# What you are asked to do
Locate every line below that contains the string "faster" and copy each one in full.

# Dataset records
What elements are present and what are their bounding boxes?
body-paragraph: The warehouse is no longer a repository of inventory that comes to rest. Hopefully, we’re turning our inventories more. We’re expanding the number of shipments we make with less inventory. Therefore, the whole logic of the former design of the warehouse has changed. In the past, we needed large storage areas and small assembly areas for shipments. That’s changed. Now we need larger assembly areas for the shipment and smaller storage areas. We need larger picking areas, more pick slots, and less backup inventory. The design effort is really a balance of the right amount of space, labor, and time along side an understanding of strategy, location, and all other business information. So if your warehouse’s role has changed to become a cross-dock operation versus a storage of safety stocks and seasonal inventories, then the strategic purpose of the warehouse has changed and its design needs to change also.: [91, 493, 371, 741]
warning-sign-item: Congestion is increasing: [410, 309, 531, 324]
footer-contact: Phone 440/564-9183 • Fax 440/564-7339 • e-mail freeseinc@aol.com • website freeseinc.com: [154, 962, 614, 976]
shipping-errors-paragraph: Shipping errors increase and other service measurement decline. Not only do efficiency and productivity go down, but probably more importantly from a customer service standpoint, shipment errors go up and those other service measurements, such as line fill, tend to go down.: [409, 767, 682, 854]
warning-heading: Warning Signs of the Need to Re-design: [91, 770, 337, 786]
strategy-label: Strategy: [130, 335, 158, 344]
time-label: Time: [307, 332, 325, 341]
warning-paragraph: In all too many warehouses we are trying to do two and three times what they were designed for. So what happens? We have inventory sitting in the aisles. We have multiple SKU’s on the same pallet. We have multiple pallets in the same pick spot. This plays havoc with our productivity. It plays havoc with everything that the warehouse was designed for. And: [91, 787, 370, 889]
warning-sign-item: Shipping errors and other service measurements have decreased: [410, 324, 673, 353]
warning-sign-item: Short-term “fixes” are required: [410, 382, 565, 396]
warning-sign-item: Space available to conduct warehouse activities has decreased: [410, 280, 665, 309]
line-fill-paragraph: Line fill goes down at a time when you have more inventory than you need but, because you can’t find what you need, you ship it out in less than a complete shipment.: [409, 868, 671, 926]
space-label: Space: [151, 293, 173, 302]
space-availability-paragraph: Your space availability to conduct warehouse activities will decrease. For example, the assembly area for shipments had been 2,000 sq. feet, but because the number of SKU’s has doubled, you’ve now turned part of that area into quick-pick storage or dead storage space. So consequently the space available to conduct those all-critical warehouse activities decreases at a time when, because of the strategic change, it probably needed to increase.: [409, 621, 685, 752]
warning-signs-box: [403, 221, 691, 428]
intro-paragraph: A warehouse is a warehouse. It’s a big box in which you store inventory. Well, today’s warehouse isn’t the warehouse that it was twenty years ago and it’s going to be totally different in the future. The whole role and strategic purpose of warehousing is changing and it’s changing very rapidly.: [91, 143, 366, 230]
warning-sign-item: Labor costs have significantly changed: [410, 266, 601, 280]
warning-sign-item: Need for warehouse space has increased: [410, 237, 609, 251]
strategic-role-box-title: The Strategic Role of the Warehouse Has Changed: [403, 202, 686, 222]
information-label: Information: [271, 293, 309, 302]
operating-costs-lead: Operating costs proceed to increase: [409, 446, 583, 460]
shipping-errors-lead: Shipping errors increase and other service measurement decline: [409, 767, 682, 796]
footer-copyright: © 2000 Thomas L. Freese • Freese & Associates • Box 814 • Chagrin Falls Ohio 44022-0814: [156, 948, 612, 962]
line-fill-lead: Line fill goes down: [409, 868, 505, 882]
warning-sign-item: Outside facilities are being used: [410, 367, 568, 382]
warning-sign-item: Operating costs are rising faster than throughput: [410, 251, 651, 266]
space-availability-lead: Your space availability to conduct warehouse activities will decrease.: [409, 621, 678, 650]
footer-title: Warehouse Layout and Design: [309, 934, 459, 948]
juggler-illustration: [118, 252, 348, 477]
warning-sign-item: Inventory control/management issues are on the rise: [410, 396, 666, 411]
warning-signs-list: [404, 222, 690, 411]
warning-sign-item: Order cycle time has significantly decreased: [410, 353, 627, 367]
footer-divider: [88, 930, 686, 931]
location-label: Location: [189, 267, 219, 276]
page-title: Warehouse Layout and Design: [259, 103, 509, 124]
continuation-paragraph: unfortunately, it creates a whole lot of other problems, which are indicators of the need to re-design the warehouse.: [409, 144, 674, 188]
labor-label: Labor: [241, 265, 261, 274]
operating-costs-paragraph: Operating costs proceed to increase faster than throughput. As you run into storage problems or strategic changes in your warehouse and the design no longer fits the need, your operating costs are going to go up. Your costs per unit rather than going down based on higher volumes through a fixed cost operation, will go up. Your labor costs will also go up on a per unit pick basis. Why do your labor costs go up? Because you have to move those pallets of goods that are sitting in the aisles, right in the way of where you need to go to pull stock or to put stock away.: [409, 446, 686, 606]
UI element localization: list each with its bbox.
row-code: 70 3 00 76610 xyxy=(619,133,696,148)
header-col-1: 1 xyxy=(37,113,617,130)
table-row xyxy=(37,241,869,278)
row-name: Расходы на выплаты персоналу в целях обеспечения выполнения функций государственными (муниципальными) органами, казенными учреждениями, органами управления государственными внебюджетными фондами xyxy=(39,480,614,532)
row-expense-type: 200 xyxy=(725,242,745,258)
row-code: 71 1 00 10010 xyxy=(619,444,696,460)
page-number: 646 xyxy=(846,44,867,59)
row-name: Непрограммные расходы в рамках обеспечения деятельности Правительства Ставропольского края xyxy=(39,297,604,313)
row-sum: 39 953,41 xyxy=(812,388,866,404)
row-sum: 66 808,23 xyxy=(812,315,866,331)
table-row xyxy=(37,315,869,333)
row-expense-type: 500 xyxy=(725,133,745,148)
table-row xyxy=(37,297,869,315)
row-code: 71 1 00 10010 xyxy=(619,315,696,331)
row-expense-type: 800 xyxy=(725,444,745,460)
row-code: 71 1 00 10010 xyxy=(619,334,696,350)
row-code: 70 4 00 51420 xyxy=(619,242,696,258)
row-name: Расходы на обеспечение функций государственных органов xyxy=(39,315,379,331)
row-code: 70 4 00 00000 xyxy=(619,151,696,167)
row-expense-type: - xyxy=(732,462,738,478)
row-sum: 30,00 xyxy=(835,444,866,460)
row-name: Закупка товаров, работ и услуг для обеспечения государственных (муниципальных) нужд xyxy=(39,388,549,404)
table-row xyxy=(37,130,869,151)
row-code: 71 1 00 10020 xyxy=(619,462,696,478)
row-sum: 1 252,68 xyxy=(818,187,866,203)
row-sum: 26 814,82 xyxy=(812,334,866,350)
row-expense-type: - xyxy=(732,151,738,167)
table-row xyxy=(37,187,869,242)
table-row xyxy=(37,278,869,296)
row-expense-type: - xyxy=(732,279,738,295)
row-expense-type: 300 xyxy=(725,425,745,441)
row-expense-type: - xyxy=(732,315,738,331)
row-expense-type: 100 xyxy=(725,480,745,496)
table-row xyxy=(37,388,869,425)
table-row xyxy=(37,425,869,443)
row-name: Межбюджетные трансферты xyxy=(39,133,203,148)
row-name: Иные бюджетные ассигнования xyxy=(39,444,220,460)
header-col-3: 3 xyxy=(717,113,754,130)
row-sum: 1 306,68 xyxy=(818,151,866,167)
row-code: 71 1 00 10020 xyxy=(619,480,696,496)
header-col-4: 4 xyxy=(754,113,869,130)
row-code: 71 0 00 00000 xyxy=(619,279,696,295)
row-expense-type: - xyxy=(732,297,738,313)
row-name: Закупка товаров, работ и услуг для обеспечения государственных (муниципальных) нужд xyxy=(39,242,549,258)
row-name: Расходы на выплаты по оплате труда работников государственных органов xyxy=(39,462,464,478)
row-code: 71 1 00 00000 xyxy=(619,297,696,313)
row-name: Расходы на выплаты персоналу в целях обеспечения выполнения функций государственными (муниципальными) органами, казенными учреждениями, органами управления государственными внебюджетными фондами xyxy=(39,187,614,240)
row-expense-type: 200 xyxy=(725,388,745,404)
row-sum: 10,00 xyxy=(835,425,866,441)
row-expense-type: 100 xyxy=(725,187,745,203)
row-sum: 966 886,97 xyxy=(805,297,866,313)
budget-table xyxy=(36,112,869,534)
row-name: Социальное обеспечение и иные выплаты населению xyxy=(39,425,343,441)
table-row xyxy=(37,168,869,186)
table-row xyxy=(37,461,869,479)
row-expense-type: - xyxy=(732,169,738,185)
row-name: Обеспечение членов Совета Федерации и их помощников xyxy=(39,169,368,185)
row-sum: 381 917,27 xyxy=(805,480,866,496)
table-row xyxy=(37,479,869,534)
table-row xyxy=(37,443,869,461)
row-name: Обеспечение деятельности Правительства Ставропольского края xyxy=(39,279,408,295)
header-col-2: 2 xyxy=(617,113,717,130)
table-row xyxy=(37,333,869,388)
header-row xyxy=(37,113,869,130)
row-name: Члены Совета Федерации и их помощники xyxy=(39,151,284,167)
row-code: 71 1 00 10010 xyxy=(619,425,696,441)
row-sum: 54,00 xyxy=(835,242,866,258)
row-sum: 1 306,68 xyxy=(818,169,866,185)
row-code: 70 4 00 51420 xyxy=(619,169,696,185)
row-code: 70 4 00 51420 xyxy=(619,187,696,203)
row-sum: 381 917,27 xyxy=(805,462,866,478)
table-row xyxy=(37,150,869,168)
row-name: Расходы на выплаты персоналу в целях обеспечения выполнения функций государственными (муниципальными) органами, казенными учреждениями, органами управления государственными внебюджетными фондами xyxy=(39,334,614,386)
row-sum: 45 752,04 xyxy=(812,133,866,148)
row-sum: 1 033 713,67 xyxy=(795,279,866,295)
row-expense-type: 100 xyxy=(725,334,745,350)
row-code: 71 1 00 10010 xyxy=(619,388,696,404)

# Response to the task
warning-sign-item: Operating costs are rising faster than throughput: [410, 251, 651, 266]
operating-costs-paragraph: Operating costs proceed to increase faster than throughput. As you run into storage problems or strategic changes in your warehouse and the design no longer fits the need, your operating costs are going to go up. Your costs per unit rather than going down based on higher volumes through a fixed cost operation, will go up. Your labor costs will also go up on a per unit pick basis. Why do your labor costs go up? Because you have to move those pallets of goods that are sitting in the aisles, right in the way of where you need to go to pull stock or to put stock away.: [409, 446, 686, 606]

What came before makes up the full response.